→ **PROBLEM DETAILS**
Pick out each line containing the string "Meteorología".

Start of DATA SHOWN

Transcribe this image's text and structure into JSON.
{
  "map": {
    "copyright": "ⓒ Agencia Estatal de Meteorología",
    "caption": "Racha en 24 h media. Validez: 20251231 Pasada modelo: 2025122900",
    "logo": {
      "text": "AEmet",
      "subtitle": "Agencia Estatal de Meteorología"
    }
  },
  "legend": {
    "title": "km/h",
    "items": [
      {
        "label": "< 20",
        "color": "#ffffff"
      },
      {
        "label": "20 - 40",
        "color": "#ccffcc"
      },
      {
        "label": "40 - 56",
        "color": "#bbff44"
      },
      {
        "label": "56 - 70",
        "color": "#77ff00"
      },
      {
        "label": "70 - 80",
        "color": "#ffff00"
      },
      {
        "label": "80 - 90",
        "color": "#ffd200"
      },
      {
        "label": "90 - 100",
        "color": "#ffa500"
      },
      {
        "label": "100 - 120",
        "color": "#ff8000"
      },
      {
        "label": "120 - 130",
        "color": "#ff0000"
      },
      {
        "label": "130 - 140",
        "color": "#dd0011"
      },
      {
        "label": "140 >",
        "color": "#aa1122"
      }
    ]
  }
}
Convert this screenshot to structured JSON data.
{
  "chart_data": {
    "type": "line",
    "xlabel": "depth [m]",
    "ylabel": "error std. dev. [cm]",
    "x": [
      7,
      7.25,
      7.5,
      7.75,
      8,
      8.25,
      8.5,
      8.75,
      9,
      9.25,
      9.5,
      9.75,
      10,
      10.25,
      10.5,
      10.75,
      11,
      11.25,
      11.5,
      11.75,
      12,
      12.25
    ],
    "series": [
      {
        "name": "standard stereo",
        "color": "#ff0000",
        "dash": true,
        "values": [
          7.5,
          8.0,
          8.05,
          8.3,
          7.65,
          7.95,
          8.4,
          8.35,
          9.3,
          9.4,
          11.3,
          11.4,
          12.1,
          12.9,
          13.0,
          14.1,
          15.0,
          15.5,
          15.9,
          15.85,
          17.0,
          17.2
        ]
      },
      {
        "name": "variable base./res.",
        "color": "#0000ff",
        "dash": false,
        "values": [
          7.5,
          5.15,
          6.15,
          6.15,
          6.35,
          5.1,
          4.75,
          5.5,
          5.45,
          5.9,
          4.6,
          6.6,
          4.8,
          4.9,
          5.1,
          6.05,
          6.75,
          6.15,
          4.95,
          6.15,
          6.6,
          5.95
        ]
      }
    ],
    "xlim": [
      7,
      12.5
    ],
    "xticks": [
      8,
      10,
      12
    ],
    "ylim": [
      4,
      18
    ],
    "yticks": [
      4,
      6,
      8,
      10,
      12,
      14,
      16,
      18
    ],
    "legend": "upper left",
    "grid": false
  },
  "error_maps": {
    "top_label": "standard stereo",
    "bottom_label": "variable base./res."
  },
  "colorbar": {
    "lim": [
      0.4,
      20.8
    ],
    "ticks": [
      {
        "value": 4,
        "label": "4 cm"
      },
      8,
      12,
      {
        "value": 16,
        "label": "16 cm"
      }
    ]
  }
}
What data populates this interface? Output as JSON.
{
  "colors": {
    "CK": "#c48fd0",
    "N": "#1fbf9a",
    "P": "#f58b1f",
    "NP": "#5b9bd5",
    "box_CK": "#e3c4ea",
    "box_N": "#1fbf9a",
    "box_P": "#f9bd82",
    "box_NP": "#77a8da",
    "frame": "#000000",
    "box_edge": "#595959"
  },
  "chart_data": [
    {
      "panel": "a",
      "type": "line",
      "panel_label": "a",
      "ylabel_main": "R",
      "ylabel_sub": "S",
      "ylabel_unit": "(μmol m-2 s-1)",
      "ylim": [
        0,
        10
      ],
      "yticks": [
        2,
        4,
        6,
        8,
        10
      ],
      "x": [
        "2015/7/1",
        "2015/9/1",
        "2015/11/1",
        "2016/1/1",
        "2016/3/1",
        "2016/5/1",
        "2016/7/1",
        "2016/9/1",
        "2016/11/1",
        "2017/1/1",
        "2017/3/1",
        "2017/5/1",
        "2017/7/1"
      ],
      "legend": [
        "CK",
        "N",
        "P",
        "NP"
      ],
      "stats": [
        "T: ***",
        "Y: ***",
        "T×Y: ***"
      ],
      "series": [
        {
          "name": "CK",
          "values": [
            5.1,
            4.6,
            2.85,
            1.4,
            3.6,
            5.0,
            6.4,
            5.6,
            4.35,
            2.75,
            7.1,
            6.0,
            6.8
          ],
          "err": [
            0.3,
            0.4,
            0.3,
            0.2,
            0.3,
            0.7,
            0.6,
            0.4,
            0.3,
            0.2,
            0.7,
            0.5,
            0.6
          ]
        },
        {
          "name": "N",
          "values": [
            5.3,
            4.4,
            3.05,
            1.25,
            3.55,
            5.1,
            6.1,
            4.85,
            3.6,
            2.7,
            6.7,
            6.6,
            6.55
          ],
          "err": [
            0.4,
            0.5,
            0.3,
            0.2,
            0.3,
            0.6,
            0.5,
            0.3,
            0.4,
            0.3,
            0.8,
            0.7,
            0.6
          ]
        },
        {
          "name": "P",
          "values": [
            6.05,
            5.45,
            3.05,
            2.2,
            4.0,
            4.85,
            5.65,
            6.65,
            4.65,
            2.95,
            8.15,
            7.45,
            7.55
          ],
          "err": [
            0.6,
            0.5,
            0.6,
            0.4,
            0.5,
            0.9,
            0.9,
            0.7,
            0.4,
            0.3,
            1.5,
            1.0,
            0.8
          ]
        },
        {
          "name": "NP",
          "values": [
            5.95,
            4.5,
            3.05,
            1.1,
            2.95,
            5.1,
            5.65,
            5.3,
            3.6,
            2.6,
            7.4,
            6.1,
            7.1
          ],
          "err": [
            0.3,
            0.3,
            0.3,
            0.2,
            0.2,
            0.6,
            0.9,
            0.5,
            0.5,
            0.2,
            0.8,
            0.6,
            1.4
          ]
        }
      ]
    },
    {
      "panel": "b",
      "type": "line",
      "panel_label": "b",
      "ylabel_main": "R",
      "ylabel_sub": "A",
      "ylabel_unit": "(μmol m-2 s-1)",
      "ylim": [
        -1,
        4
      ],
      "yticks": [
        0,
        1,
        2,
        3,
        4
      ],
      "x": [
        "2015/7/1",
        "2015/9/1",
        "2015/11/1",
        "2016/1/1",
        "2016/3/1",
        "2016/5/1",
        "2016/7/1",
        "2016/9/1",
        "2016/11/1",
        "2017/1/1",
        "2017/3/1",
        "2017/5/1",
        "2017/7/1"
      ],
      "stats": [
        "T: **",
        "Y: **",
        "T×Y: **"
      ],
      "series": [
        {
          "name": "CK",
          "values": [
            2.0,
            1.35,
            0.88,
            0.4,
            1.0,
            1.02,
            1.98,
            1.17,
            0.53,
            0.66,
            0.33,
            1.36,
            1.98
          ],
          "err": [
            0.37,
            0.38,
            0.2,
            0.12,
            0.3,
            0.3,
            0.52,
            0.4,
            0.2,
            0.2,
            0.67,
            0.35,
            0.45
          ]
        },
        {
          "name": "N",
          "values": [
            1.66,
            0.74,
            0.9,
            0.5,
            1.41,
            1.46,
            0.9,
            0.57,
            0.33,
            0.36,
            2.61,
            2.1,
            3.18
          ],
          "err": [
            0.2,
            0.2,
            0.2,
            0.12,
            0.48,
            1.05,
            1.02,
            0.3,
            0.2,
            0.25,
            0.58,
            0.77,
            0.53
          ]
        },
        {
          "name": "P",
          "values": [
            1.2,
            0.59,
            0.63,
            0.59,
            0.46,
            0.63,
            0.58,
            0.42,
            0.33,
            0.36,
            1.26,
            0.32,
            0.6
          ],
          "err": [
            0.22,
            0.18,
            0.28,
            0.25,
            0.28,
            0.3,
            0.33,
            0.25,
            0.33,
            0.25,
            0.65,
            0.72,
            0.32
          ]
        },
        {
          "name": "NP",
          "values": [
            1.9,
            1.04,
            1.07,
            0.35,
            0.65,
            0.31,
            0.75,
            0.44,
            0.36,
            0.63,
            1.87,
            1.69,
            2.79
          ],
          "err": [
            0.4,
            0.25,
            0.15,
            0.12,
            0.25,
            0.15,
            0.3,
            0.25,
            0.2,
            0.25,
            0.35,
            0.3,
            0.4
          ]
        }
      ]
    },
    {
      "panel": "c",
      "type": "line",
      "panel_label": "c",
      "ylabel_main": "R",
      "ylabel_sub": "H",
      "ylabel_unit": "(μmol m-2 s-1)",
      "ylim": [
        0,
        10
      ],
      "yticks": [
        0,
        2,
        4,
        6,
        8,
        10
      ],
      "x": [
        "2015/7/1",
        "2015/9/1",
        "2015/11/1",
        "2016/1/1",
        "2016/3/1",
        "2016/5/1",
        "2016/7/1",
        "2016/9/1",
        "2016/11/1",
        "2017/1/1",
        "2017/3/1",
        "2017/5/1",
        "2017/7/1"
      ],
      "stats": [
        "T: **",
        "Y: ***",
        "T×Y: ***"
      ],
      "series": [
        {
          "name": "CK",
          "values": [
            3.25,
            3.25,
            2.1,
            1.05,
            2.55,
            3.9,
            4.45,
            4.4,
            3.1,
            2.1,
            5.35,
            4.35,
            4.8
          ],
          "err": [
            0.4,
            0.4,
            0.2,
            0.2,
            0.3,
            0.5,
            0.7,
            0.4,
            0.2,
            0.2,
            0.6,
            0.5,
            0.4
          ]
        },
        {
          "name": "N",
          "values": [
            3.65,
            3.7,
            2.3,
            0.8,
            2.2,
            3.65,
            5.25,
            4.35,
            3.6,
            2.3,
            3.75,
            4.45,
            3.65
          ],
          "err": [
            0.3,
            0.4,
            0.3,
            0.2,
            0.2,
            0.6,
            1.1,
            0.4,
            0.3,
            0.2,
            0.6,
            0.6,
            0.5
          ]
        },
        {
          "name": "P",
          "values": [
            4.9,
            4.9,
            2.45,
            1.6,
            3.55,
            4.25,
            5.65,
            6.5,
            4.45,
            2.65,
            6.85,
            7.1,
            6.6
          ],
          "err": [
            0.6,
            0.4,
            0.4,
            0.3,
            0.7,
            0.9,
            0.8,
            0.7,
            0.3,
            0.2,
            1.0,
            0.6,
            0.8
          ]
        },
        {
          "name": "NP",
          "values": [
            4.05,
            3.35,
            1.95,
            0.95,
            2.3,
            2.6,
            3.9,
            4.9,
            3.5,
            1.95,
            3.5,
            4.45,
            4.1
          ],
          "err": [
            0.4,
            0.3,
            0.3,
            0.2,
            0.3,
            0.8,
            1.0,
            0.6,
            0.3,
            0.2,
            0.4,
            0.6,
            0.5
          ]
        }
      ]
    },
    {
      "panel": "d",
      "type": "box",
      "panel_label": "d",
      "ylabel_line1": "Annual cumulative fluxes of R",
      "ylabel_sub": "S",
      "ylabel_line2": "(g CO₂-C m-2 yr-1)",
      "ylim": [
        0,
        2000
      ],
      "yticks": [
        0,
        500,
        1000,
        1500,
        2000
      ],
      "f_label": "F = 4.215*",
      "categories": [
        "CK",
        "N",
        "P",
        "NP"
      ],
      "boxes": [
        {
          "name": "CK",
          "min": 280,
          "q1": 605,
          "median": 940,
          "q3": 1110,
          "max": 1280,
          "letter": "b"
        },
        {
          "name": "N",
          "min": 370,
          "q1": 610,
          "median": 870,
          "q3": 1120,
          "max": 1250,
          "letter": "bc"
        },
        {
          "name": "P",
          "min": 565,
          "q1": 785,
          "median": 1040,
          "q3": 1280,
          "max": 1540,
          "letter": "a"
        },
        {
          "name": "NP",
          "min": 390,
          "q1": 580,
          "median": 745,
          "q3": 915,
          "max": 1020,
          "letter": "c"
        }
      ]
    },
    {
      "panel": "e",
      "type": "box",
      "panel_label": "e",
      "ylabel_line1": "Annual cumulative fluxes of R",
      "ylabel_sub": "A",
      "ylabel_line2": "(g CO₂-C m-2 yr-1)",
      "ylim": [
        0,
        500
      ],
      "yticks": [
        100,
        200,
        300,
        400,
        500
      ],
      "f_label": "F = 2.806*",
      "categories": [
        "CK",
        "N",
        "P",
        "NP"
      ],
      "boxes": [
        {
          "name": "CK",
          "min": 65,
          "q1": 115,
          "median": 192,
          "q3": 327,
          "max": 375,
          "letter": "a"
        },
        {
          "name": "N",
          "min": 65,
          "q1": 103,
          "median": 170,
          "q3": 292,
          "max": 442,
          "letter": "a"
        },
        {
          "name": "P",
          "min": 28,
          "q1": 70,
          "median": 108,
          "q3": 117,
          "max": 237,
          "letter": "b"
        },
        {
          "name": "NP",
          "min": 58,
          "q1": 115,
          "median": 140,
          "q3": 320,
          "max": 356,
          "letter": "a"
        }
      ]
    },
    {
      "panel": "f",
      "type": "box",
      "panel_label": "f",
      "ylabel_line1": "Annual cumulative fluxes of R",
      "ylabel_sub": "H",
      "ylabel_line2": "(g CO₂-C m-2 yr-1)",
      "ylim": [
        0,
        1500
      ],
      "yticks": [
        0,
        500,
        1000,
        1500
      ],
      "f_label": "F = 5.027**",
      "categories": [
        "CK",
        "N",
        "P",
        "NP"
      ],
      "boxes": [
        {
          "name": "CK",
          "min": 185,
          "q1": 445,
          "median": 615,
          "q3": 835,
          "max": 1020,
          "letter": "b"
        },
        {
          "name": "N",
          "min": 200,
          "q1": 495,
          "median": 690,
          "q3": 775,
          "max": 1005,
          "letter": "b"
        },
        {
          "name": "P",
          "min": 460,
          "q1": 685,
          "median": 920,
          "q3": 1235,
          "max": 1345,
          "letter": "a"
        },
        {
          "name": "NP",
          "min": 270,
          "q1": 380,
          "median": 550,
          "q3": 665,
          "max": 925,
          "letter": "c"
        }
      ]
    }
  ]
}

End of DATA SHOWN

→ **COMPLETED TASK**
    "copyright": "ⓒ Agencia Estatal de Meteorología",
      "subtitle": "Agencia Estatal de Meteorología"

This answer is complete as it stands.